BEGIN DATA ENTRIES

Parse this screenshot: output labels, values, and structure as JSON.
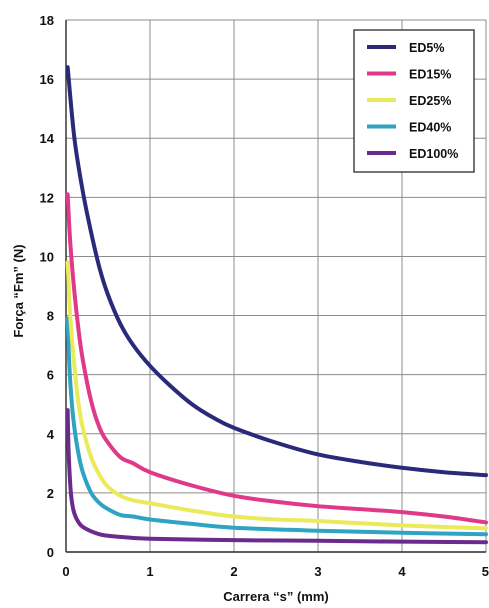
{
  "chart_data": {
    "type": "line",
    "title": "",
    "xlabel": "Carrera “s” (mm)",
    "ylabel": "Força “Fm” (N)",
    "xlim": [
      0,
      5
    ],
    "ylim": [
      0,
      18
    ],
    "xticks": [
      0,
      1,
      2,
      3,
      4,
      5
    ],
    "yticks": [
      0,
      2,
      4,
      6,
      8,
      10,
      12,
      14,
      16,
      18
    ],
    "grid": true,
    "legend_position": "top-right",
    "series": [
      {
        "name": "ED5%",
        "color": "#2b2a7a",
        "x": [
          0.02,
          0.1,
          0.2,
          0.3,
          0.4,
          0.5,
          0.65,
          0.8,
          1.0,
          1.25,
          1.5,
          1.75,
          2.0,
          2.5,
          3.0,
          3.5,
          4.0,
          4.5,
          5.0
        ],
        "y": [
          16.4,
          14.0,
          12.2,
          10.8,
          9.6,
          8.7,
          7.7,
          7.0,
          6.3,
          5.6,
          5.0,
          4.55,
          4.2,
          3.7,
          3.3,
          3.05,
          2.85,
          2.7,
          2.6
        ]
      },
      {
        "name": "ED15%",
        "color": "#e0398a",
        "x": [
          0.02,
          0.05,
          0.1,
          0.15,
          0.2,
          0.3,
          0.4,
          0.5,
          0.65,
          0.8,
          1.0,
          1.5,
          2.0,
          2.5,
          3.0,
          3.5,
          4.0,
          4.5,
          5.0
        ],
        "y": [
          12.1,
          10.5,
          8.8,
          7.5,
          6.5,
          5.1,
          4.2,
          3.7,
          3.2,
          3.0,
          2.7,
          2.25,
          1.9,
          1.7,
          1.55,
          1.45,
          1.35,
          1.2,
          1.0
        ]
      },
      {
        "name": "ED25%",
        "color": "#eaea5a",
        "x": [
          0.02,
          0.05,
          0.1,
          0.15,
          0.2,
          0.3,
          0.4,
          0.5,
          0.65,
          0.8,
          1.0,
          1.5,
          2.0,
          2.5,
          3.0,
          4.0,
          5.0
        ],
        "y": [
          9.8,
          8.0,
          6.3,
          5.0,
          4.2,
          3.2,
          2.6,
          2.2,
          1.9,
          1.75,
          1.65,
          1.4,
          1.2,
          1.1,
          1.05,
          0.9,
          0.8
        ]
      },
      {
        "name": "ED40%",
        "color": "#2fa3c2",
        "x": [
          0.02,
          0.04,
          0.07,
          0.1,
          0.15,
          0.2,
          0.3,
          0.4,
          0.5,
          0.65,
          0.8,
          1.0,
          1.5,
          2.0,
          3.0,
          4.0,
          5.0
        ],
        "y": [
          7.9,
          6.3,
          5.0,
          4.2,
          3.3,
          2.7,
          2.0,
          1.65,
          1.45,
          1.25,
          1.2,
          1.1,
          0.95,
          0.82,
          0.72,
          0.65,
          0.6
        ]
      },
      {
        "name": "ED100%",
        "color": "#6b2a8e",
        "x": [
          0.02,
          0.03,
          0.05,
          0.07,
          0.1,
          0.15,
          0.2,
          0.3,
          0.4,
          0.5,
          0.7,
          1.0,
          2.0,
          3.0,
          4.0,
          5.0
        ],
        "y": [
          4.8,
          3.5,
          2.3,
          1.7,
          1.3,
          1.0,
          0.85,
          0.7,
          0.6,
          0.55,
          0.5,
          0.45,
          0.4,
          0.38,
          0.35,
          0.33
        ]
      }
    ]
  }
}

END DATA ENTRIES

# DO THIS
Every line that holds the string "name" should be returned.

# WORKED ANSWER
        "name": "ED5%",
        "name": "ED15%",
        "name": "ED25%",
        "name": "ED40%",
        "name": "ED100%",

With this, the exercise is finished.